- [EXERCISE GOAL]:
Set the listing down again exactly, please, apart from its pictures.

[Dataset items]

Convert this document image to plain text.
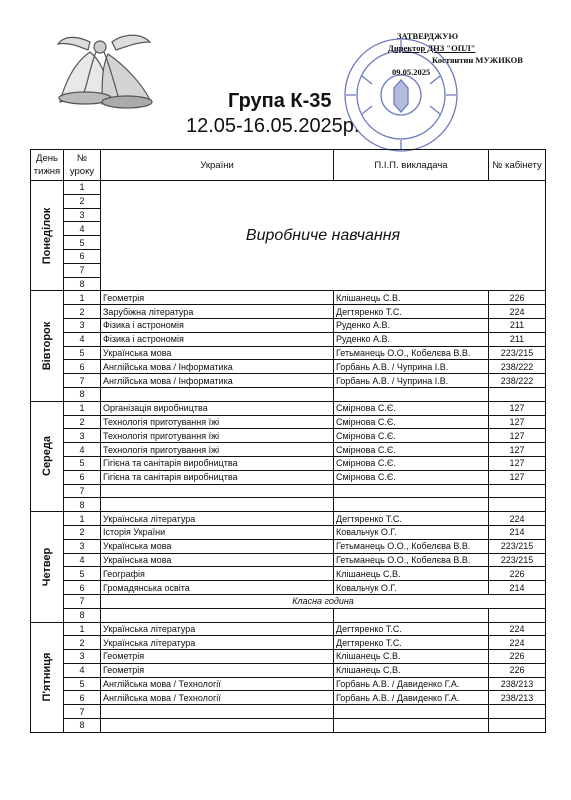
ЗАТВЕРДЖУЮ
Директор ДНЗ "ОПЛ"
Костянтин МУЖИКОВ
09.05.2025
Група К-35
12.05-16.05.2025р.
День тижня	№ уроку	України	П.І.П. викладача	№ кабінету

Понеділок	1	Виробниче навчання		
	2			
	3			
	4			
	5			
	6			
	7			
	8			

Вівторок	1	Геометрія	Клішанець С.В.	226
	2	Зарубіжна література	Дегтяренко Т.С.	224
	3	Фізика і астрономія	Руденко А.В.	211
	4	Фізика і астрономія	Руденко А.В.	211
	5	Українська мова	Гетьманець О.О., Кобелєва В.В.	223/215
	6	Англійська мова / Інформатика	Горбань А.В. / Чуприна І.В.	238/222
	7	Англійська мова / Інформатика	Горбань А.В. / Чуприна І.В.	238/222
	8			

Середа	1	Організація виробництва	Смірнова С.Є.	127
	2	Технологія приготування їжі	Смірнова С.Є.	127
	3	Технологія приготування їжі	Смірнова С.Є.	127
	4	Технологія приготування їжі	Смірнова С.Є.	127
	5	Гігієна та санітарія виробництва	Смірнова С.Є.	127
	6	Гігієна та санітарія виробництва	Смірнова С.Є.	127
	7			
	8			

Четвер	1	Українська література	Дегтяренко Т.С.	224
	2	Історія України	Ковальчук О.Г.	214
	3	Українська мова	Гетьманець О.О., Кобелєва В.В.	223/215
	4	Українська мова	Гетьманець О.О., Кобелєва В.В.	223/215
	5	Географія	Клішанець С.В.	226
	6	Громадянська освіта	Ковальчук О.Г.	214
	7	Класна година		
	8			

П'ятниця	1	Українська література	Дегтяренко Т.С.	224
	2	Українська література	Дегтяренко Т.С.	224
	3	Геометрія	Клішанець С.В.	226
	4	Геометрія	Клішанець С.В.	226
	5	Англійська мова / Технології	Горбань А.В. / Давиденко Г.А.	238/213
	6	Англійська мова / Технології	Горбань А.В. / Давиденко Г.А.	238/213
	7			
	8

- [RESPONSE]:
Convert this document image to plain text.
ЗАТВЕРДЖУЮ
Директор ДНЗ "ОПЛ"
Костянтин МУЖИКОВ
09.05.2025
Група К-35
12.05-16.05.2025р.
День тижня	№ уроку	України	П.І.П. викладача	№ кабінету

Понеділок	1	Виробниче навчання		
	2			
	3			
	4			
	5			
	6			
	7			
	8			

Вівторок	1	Геометрія	Клішанець С.В.	226
	2	Зарубіжна література	Дегтяренко Т.С.	224
	3	Фізика і астрономія	Руденко А.В.	211
	4	Фізика і астрономія	Руденко А.В.	211
	5	Українська мова	Гетьманець О.О., Кобелєва В.В.	223/215
	6	Англійська мова / Інформатика	Горбань А.В. / Чуприна І.В.	238/222
	7	Англійська мова / Інформатика	Горбань А.В. / Чуприна І.В.	238/222
	8			

Середа	1	Організація виробництва	Смірнова С.Є.	127
	2	Технологія приготування їжі	Смірнова С.Є.	127
	3	Технологія приготування їжі	Смірнова С.Є.	127
	4	Технологія приготування їжі	Смірнова С.Є.	127
	5	Гігієна та санітарія виробництва	Смірнова С.Є.	127
	6	Гігієна та санітарія виробництва	Смірнова С.Є.	127
	7			
	8			

Четвер	1	Українська література	Дегтяренко Т.С.	224
	2	Історія України	Ковальчук О.Г.	214
	3	Українська мова	Гетьманець О.О., Кобелєва В.В.	223/215
	4	Українська мова	Гетьманець О.О., Кобелєва В.В.	223/215
	5	Географія	Клішанець С.В.	226
	6	Громадянська освіта	Ковальчук О.Г.	214
	7	Класна година		
	8			

П'ятниця	1	Українська література	Дегтяренко Т.С.	224
	2	Українська література	Дегтяренко Т.С.	224
	3	Геометрія	Клішанець С.В.	226
	4	Геометрія	Клішанець С.В.	226
	5	Англійська мова / Технології	Горбань А.В. / Давиденко Г.А.	238/213
	6	Англійська мова / Технології	Горбань А.В. / Давиденко Г.А.	238/213
	7			
	8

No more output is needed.